-- START OF Supplied entries --

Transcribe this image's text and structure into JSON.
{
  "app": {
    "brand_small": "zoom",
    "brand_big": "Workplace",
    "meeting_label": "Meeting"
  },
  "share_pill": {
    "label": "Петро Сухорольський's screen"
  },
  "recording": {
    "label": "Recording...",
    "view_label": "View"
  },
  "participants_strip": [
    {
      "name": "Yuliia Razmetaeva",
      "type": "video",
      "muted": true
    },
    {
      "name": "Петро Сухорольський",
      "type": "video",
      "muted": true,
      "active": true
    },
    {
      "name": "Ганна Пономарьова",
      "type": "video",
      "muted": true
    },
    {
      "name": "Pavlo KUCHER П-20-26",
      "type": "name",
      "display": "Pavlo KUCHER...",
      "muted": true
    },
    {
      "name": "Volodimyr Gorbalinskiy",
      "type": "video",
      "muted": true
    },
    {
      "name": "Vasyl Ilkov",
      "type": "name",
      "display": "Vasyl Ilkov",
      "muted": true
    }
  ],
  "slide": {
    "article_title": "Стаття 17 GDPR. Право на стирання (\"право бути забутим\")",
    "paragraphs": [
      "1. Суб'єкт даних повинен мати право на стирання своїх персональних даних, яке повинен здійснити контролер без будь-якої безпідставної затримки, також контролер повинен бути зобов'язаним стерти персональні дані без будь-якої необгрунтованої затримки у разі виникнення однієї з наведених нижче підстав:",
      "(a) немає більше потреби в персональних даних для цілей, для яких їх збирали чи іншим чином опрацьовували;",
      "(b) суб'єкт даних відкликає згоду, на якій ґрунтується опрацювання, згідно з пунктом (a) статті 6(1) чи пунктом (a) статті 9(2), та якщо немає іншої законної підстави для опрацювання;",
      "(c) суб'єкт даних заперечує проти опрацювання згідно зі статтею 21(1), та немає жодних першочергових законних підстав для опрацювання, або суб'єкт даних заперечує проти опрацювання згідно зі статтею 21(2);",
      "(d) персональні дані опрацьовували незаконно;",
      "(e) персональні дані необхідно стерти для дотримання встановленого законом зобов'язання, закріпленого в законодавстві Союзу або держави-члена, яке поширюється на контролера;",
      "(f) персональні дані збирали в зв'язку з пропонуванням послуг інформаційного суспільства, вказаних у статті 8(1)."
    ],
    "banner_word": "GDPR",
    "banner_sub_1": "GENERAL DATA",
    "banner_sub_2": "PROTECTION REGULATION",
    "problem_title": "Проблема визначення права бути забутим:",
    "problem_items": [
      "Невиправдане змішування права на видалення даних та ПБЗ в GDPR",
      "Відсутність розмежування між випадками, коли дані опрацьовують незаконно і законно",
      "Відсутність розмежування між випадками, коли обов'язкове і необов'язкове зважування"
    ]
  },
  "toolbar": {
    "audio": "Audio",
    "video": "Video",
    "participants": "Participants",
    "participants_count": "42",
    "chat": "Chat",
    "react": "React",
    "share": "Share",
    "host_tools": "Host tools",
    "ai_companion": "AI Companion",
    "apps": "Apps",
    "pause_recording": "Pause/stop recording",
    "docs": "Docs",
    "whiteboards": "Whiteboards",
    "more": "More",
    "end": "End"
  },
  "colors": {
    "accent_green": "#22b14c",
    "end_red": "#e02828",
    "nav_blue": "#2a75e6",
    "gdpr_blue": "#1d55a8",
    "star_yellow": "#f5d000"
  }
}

-- END OF Supplied entries --

§ **Description of the task**: Pick each line holding the word "коли" out of the data and copy it.

§ **Task solution**:
      "Відсутність розмежування між випадками, коли дані опрацьовують незаконно і законно",
      "Відсутність розмежування між випадками, коли обов'язкове і необов'язкове зважування"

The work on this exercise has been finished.